Description of the task: Reproduce the data exactly. Omit no record.

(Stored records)
================================
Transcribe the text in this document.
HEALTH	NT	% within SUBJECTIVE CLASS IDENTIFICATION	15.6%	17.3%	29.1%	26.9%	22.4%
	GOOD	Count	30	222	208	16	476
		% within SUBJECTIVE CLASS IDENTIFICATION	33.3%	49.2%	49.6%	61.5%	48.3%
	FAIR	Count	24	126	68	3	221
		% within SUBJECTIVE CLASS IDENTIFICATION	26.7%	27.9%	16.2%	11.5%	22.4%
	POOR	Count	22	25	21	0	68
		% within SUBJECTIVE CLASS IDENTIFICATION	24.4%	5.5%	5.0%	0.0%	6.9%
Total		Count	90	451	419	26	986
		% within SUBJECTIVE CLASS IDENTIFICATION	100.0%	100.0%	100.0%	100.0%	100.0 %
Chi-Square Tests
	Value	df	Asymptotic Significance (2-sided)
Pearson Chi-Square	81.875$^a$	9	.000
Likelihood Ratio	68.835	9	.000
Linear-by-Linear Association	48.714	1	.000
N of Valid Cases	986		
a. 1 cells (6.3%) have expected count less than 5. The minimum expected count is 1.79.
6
================================
Response area:
Transcribe the text in this document.
HEALTH	NT	% within SUBJECTIVE CLASS IDENTIFICATION	15.6%	17.3%	29.1%	26.9%	22.4%
	GOOD	Count	30	222	208	16	476
		% within SUBJECTIVE CLASS IDENTIFICATION	33.3%	49.2%	49.6%	61.5%	48.3%
	FAIR	Count	24	126	68	3	221
		% within SUBJECTIVE CLASS IDENTIFICATION	26.7%	27.9%	16.2%	11.5%	22.4%
	POOR	Count	22	25	21	0	68
		% within SUBJECTIVE CLASS IDENTIFICATION	24.4%	5.5%	5.0%	0.0%	6.9%
Total		Count	90	451	419	26	986
		% within SUBJECTIVE CLASS IDENTIFICATION	100.0%	100.0%	100.0%	100.0%	100.0 %
Chi-Square Tests
	Value	df	Asymptotic Significance (2-sided)
Pearson Chi-Square	81.875$^a$	9	.000
Likelihood Ratio	68.835	9	.000
Linear-by-Linear Association	48.714	1	.000
N of Valid Cases	986		
a. 1 cells (6.3%) have expected count less than 5. The minimum expected count is 1.79.
6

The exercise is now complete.